Component data from apps and pages
* * * * * * * * *

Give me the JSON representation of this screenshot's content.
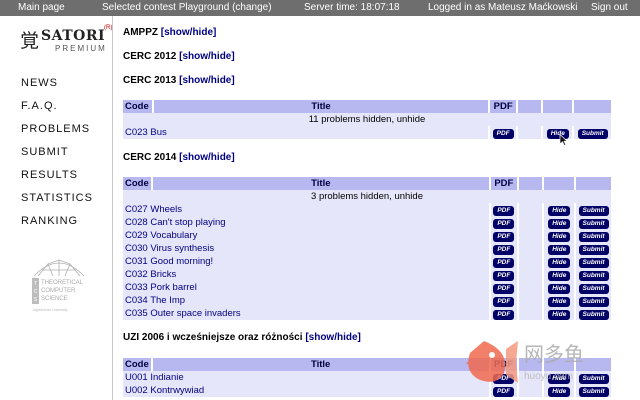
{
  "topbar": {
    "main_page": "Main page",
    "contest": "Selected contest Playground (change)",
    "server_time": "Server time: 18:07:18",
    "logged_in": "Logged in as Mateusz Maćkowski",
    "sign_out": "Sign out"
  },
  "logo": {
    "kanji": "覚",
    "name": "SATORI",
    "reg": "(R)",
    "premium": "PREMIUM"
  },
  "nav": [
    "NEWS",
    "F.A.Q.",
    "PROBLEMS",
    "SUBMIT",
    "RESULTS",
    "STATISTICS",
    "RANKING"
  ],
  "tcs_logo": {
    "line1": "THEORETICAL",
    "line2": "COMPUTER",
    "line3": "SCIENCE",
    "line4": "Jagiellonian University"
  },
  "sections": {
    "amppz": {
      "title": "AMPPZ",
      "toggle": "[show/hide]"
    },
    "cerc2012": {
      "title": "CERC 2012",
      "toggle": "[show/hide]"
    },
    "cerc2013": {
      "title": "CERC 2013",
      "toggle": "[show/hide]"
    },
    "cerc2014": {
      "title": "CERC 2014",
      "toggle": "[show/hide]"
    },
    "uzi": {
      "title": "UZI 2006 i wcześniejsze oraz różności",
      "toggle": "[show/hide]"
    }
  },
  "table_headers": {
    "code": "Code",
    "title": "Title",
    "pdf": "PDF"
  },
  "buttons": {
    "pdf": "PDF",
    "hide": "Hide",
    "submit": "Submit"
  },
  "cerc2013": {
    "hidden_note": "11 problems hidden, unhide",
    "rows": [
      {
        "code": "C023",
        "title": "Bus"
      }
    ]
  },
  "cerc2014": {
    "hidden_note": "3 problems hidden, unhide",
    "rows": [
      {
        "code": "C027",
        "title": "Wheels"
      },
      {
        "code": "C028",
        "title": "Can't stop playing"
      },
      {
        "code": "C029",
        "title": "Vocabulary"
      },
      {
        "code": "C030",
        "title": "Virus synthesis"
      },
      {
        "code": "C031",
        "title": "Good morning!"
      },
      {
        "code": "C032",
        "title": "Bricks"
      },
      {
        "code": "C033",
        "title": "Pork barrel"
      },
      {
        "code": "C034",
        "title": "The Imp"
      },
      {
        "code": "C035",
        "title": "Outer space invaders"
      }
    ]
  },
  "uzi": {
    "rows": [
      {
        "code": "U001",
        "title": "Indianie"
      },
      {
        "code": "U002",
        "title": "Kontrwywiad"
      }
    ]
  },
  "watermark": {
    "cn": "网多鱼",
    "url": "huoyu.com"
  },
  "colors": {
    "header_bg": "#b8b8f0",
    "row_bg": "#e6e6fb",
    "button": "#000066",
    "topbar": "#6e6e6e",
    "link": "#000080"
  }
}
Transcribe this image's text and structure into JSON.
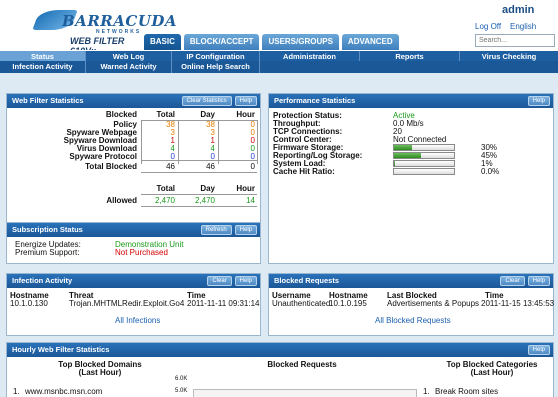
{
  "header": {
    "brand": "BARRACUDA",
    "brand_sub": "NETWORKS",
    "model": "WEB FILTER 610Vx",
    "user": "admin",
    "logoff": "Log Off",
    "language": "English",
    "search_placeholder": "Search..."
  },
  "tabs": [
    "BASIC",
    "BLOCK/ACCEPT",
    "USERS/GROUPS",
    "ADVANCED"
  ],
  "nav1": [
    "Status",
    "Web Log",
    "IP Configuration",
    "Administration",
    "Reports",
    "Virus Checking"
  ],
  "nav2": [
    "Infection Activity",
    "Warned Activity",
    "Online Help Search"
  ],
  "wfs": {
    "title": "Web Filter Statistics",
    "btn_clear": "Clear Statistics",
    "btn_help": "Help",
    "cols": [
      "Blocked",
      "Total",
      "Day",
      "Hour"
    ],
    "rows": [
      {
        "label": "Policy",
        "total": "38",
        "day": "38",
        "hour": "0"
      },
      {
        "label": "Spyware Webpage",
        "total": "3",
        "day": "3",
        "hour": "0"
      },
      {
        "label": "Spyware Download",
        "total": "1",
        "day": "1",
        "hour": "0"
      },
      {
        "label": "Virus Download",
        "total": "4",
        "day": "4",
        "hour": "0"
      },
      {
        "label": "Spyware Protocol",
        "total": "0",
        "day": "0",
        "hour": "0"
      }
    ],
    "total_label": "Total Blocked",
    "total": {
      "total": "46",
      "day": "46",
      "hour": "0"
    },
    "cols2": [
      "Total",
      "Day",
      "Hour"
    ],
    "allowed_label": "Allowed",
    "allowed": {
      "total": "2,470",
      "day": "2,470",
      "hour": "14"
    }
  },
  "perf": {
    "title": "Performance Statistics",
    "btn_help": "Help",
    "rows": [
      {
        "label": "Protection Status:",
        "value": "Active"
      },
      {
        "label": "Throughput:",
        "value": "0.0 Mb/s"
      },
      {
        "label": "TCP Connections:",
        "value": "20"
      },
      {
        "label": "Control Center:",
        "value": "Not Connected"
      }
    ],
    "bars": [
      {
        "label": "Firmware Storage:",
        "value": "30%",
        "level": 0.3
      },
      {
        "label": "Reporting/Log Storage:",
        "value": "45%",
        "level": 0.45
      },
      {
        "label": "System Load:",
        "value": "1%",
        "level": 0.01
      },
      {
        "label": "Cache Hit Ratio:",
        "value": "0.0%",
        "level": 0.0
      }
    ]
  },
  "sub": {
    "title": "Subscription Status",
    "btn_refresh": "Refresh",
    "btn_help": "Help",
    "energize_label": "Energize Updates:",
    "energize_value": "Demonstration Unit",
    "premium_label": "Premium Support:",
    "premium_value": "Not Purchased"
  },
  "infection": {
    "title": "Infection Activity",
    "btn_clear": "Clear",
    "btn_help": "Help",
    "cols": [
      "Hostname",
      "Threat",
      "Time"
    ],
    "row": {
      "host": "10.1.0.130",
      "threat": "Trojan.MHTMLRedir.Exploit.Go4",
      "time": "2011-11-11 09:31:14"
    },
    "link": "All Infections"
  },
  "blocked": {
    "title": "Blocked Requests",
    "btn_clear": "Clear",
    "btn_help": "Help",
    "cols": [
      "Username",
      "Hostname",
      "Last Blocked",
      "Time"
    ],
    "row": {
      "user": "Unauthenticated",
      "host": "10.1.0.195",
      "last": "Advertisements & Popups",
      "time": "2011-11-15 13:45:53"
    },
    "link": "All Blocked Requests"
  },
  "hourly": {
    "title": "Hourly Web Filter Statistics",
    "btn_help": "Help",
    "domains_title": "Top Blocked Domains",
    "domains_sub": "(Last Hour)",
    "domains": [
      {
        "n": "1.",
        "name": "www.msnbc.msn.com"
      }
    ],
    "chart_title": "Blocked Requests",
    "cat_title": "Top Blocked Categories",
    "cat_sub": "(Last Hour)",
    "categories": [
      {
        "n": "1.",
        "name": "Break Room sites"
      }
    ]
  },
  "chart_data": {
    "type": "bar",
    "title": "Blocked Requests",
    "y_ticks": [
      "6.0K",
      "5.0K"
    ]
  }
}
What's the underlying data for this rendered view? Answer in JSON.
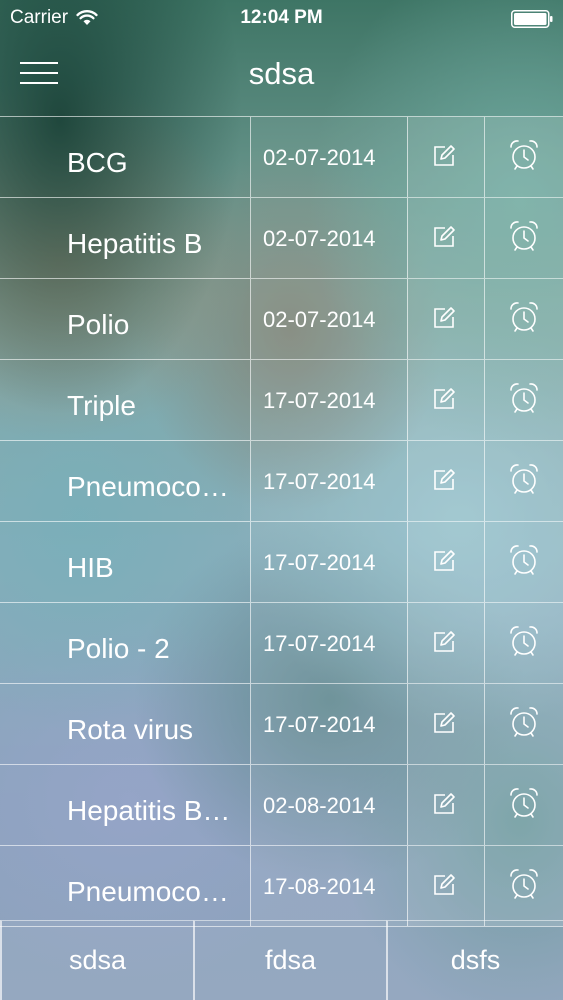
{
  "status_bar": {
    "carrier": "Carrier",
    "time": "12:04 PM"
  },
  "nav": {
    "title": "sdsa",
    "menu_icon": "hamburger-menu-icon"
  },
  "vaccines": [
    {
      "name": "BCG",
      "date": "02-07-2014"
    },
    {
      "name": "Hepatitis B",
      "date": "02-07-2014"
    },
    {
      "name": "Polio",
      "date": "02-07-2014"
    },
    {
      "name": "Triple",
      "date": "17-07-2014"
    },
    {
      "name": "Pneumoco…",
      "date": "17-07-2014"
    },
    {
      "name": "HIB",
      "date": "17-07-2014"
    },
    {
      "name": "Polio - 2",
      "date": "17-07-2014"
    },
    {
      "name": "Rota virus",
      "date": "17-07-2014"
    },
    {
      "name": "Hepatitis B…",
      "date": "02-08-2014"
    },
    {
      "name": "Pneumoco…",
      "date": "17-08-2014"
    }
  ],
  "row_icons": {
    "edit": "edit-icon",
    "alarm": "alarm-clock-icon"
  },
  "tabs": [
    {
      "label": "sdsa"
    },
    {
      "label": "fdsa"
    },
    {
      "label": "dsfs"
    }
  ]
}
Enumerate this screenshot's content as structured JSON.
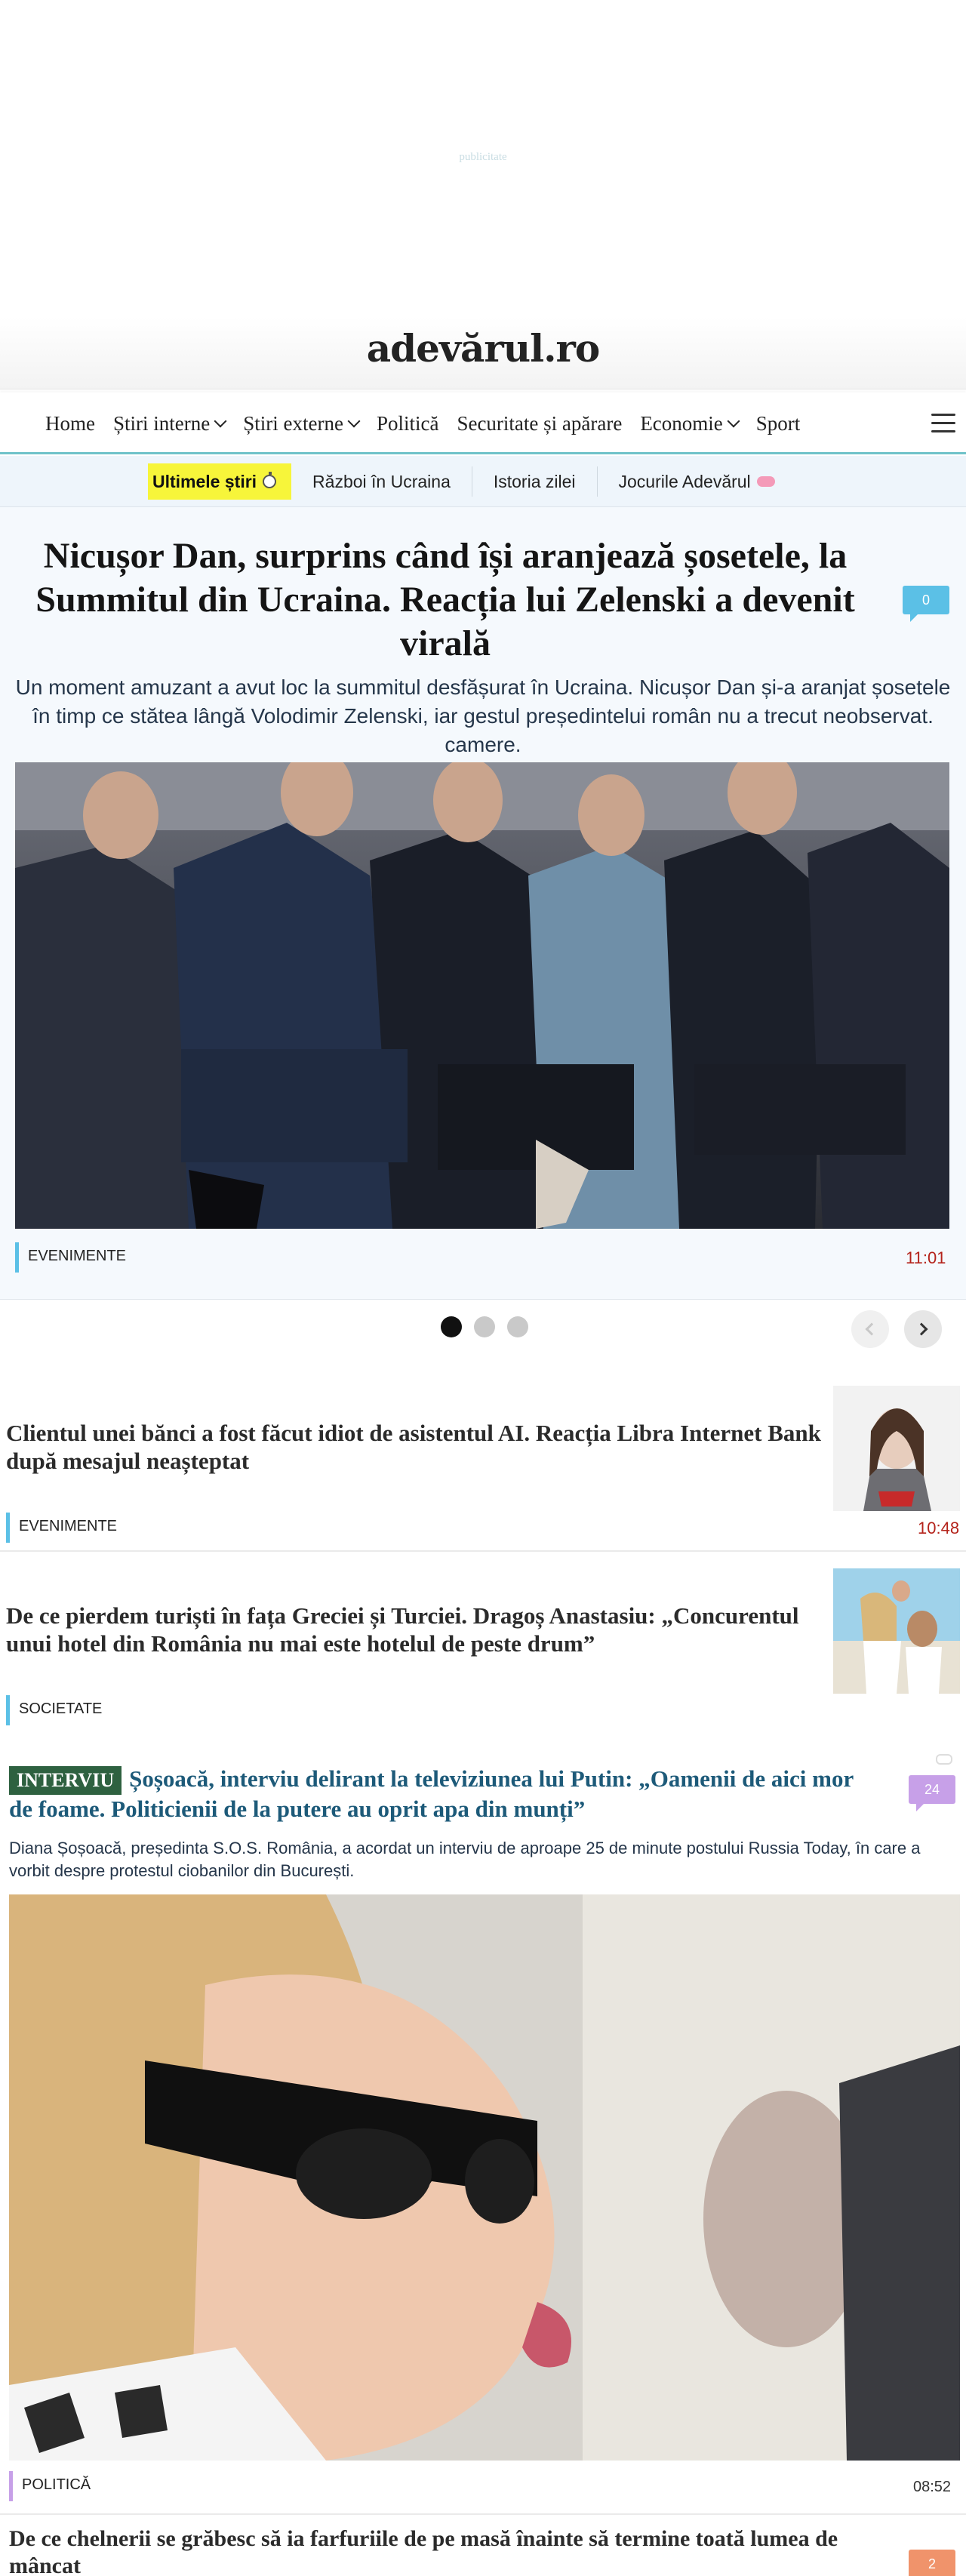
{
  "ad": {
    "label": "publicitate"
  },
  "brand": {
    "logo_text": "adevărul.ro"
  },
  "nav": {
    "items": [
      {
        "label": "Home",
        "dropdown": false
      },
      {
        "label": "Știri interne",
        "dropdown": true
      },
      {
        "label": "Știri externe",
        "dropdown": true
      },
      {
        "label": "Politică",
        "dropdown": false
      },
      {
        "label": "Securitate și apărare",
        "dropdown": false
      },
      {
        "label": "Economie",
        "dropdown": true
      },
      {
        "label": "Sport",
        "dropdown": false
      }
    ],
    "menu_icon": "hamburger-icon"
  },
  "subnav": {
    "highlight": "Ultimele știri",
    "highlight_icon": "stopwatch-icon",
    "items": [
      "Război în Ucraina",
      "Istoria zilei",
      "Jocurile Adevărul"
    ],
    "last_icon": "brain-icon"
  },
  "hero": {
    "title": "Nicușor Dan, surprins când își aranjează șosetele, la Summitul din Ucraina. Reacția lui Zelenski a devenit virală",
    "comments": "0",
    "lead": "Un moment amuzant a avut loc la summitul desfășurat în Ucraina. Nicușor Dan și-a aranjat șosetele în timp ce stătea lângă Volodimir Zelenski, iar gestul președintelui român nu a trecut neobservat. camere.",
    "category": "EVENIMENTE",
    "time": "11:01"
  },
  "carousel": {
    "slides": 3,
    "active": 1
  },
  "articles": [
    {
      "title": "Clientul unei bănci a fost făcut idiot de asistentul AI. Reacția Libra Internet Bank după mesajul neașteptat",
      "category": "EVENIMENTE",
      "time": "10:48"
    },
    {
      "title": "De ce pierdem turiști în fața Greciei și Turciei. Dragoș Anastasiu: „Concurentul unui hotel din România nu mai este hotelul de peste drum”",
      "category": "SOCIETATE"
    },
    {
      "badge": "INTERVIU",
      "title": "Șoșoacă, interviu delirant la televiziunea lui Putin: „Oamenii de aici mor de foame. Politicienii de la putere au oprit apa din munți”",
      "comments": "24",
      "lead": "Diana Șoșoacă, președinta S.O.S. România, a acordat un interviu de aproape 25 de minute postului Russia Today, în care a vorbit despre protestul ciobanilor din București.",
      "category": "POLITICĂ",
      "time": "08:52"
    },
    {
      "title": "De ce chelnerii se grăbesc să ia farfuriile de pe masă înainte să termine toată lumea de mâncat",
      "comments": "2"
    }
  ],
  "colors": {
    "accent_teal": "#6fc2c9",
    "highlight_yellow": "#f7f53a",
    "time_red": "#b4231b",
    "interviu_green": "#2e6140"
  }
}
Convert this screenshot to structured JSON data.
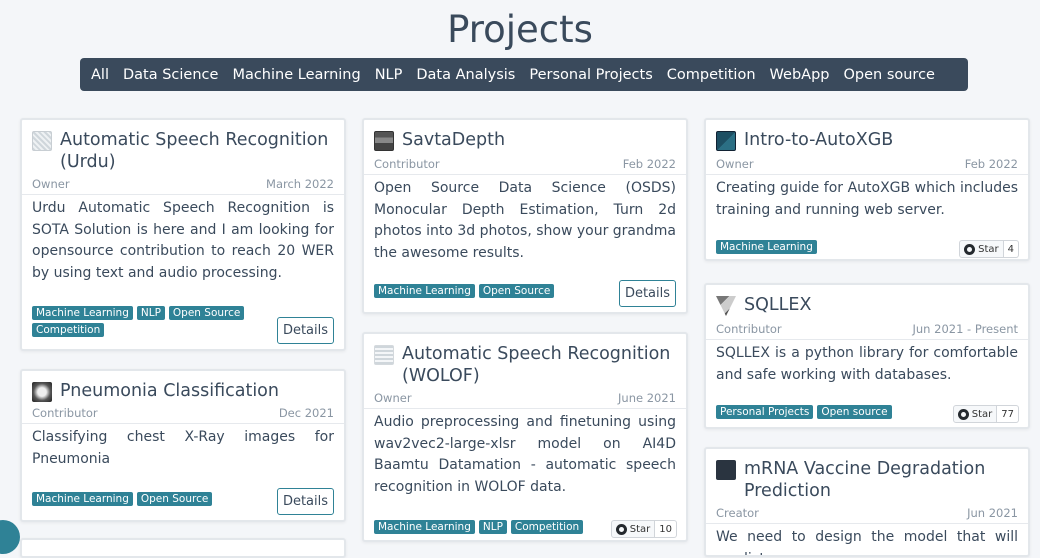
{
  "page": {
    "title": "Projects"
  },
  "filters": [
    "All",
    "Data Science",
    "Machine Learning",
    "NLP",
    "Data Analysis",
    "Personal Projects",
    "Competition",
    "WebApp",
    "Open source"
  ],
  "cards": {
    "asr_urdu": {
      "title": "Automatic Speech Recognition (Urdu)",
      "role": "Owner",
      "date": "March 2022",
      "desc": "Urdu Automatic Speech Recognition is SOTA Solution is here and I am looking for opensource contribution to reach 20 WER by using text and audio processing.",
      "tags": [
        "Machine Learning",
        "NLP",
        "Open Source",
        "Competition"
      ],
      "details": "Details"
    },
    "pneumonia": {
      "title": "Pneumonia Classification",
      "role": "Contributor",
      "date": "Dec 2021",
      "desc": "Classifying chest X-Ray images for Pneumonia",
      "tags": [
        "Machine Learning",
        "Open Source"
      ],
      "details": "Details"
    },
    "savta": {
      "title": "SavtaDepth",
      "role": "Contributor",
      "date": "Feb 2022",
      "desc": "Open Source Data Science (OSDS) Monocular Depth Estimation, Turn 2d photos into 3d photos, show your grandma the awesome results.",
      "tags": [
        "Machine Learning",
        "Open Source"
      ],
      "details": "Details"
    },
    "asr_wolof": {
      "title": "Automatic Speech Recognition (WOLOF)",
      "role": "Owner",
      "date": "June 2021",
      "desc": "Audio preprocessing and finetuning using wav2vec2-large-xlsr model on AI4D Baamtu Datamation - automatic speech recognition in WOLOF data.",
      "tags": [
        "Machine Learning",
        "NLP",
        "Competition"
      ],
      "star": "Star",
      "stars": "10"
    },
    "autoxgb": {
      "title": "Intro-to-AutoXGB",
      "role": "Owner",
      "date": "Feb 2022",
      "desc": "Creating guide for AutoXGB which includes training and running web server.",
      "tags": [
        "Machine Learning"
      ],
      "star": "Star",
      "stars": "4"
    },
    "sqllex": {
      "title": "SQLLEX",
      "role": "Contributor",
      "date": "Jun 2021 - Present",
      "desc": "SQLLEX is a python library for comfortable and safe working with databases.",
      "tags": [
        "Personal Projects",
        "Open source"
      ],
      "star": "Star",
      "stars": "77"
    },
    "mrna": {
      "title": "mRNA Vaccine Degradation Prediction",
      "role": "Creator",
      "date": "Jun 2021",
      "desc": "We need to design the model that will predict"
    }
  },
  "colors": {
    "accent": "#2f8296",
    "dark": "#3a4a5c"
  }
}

* * * * * * * * *

#### [What is needed]
Where a line above holds the string "Download", show that line.

#### [Response area]
        "label": "Spyware Download",
        "label": "Virus Download",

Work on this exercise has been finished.